Data entries:
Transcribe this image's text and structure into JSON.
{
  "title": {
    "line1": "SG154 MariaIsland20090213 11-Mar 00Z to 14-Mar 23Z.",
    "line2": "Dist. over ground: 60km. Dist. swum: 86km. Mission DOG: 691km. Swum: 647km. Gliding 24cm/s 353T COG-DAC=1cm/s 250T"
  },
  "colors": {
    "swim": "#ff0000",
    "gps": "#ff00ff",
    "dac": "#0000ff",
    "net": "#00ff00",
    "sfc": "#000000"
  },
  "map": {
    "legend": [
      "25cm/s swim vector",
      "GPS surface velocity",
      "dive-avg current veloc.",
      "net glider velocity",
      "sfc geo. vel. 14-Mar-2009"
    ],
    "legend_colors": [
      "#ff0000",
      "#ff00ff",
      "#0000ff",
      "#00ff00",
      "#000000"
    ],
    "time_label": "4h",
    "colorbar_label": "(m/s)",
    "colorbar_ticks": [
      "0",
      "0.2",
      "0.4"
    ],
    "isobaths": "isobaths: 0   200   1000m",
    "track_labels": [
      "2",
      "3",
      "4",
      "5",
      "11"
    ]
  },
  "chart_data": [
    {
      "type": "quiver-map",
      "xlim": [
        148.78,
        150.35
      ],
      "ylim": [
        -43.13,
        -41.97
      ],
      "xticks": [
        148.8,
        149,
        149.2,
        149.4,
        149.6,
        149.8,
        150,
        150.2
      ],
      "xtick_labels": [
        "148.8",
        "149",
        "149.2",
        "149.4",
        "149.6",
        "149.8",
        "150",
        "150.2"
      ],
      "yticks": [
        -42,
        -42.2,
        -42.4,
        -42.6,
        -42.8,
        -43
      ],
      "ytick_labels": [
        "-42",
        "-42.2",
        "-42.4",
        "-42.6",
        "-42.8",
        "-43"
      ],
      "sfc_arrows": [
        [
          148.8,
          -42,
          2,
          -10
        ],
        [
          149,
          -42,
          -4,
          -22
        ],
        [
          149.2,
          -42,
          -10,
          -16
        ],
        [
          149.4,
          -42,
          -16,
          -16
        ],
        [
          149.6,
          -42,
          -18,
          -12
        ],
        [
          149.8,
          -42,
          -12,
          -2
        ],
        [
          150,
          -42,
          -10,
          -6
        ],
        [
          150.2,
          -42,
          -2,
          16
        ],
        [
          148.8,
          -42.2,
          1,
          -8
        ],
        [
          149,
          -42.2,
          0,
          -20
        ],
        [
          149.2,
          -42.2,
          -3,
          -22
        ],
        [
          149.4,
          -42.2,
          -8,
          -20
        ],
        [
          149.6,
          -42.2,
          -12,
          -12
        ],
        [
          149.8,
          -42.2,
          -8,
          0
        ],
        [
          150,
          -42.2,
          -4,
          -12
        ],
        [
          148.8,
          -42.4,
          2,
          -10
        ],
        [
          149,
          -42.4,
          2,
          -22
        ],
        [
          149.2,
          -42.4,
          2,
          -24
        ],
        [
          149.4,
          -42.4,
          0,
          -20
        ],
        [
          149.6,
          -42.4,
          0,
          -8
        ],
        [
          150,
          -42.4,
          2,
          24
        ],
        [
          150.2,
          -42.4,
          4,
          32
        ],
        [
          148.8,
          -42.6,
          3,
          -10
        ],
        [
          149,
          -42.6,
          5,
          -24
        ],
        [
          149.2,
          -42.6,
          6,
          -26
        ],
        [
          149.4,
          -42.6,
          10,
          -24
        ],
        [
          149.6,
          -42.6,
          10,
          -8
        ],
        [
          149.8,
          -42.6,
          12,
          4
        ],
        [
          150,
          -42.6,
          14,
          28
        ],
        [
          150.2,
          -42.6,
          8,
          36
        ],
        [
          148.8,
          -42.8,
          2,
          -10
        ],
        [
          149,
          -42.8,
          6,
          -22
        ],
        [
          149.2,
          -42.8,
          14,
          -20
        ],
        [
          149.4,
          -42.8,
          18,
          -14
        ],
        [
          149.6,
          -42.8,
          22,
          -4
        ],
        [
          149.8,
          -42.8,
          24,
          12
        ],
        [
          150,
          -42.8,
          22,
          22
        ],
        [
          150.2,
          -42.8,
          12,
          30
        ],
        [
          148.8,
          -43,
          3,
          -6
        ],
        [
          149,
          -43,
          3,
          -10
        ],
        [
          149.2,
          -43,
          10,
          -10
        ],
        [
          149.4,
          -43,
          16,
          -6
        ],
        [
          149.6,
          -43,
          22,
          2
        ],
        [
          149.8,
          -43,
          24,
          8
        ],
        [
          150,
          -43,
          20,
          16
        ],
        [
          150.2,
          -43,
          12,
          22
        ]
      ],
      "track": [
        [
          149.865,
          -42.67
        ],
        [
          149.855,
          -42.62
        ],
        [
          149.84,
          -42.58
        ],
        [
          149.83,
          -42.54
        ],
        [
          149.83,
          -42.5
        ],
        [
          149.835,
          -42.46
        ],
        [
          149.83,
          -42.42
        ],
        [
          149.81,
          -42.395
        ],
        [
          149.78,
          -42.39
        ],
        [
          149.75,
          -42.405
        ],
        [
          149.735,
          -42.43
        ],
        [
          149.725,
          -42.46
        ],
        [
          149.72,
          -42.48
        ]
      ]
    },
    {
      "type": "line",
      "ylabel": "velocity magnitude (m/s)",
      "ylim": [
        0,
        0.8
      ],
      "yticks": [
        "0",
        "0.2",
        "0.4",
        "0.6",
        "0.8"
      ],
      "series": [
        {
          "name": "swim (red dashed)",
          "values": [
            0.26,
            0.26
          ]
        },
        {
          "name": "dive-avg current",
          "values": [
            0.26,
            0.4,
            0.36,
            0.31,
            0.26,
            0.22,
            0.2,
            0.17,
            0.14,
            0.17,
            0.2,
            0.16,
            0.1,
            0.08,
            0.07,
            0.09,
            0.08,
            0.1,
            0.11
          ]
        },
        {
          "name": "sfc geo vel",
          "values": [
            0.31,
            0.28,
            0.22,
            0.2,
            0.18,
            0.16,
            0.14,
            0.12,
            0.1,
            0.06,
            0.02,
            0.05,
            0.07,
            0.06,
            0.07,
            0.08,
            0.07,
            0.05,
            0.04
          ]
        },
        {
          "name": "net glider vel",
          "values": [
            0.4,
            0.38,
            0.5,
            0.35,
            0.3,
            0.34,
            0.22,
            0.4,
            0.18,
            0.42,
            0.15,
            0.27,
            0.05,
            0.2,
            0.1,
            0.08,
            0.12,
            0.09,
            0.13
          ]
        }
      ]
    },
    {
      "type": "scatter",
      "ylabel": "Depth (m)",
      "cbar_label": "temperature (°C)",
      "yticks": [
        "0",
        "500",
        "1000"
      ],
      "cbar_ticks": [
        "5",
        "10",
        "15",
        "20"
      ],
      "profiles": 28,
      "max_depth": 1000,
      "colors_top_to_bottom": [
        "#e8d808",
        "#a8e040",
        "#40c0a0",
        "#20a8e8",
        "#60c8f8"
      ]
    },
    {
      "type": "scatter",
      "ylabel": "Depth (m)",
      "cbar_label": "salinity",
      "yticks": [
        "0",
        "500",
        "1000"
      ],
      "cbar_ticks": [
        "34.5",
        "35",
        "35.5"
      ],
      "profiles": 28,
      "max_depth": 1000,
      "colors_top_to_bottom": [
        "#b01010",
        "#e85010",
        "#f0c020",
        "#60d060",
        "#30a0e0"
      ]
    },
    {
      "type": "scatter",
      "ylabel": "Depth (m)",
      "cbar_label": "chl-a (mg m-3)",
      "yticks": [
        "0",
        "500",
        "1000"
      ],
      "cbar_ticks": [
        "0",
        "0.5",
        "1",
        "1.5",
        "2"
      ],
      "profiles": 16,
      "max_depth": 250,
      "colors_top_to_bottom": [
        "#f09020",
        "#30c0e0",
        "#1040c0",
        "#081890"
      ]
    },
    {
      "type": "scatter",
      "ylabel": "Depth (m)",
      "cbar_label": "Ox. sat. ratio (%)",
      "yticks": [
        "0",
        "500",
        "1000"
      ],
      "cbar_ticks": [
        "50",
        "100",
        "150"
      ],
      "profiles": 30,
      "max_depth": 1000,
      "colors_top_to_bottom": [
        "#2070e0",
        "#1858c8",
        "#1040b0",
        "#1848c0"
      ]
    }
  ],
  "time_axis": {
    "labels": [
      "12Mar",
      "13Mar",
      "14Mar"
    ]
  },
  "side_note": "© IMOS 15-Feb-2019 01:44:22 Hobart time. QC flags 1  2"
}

» **What you are asked to do**:
Select and copy every line from the records that includes the word "dive".

» **Task solution**:
      "dive-avg current veloc.",
          "name": "dive-avg current",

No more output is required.